* [Task prompt] Find the lines of data that contain the string "JSON", then list them.

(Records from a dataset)

.....

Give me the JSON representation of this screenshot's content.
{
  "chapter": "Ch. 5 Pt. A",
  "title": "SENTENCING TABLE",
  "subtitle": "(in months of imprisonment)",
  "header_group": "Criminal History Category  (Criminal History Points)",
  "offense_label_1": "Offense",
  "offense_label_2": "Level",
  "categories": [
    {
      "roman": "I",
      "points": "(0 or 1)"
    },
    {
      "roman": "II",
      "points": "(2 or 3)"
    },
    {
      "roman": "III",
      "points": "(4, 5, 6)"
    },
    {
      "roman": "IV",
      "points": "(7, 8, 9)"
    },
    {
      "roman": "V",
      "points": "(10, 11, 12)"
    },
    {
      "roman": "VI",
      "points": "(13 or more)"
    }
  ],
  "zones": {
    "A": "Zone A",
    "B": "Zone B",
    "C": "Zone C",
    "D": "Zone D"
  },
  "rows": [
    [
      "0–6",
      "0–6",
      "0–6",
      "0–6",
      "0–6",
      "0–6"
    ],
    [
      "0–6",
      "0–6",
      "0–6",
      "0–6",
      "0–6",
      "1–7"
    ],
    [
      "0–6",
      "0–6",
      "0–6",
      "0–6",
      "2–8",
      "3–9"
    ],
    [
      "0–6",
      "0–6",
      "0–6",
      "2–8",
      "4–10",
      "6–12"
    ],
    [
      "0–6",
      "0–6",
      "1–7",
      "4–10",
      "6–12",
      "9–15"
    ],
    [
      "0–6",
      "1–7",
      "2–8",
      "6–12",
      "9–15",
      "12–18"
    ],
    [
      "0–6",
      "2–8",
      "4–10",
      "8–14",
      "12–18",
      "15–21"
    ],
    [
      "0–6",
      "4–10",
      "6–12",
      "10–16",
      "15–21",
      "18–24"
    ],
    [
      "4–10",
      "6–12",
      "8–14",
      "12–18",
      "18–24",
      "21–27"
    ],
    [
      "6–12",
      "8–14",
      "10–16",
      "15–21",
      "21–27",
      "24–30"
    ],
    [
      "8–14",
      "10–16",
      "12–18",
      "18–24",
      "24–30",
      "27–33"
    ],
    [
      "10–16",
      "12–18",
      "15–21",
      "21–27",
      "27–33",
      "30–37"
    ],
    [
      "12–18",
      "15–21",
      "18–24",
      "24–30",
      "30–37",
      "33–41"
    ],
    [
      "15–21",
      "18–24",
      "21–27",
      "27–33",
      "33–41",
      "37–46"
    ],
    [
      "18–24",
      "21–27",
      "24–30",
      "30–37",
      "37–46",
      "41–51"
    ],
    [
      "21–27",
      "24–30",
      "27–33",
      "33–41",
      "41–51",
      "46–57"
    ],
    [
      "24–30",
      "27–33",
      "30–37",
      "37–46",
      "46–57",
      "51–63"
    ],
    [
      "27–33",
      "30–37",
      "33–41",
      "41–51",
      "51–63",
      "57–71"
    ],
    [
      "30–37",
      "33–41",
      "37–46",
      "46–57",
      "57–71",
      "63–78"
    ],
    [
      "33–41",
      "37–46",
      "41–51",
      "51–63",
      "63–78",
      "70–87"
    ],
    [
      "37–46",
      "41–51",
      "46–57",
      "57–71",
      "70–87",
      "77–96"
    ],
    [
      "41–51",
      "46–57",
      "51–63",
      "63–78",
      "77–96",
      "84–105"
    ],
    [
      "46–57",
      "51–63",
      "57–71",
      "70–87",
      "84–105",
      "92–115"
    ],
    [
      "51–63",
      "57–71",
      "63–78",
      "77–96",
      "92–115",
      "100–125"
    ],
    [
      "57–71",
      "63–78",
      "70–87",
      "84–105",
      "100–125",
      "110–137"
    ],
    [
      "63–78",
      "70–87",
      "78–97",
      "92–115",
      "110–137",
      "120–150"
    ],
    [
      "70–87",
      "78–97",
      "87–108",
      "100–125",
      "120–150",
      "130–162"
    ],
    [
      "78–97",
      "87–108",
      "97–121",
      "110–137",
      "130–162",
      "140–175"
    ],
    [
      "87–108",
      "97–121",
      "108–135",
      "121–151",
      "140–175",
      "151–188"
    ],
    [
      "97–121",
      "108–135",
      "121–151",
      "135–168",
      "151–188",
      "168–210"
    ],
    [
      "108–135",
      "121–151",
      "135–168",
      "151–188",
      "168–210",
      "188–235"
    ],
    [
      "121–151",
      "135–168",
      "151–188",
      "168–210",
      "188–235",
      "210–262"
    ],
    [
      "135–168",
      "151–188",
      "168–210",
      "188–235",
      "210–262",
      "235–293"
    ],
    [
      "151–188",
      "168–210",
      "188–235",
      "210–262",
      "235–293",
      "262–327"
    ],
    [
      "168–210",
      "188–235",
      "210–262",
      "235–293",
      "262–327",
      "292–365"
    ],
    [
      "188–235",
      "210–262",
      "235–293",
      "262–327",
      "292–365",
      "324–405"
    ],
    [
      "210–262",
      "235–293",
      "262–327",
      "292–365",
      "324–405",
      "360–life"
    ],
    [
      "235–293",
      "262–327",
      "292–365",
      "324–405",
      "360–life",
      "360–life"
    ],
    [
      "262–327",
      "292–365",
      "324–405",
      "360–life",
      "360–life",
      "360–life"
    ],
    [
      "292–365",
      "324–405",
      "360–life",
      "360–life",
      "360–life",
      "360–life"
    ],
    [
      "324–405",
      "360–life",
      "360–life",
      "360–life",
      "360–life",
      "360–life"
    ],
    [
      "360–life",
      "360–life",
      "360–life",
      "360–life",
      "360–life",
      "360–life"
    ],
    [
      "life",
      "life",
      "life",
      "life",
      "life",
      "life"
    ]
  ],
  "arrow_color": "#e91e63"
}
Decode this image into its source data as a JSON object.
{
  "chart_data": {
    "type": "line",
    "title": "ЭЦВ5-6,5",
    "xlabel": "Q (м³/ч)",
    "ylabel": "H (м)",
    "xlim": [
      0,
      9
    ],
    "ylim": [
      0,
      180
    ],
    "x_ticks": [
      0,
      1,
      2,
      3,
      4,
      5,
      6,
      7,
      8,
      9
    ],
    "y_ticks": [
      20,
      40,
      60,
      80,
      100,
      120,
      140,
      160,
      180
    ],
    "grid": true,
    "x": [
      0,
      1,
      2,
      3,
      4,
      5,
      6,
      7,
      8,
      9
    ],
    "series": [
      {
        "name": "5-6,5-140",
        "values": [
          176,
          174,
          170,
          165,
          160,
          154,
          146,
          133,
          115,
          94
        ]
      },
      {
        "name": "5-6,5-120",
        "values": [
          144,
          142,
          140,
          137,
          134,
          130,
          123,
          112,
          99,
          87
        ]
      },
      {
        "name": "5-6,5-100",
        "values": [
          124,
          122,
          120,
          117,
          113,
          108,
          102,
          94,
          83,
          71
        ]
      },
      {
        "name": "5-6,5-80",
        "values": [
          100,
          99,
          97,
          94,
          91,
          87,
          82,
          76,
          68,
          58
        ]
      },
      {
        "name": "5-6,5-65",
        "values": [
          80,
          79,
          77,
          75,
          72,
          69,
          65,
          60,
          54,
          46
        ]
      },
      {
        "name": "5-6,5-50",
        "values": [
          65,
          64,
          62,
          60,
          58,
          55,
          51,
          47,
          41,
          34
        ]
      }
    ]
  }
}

.....

* [Task output]
Give me the JSON representation of this screenshot's content.
Decode this image into its source data as a JSON object.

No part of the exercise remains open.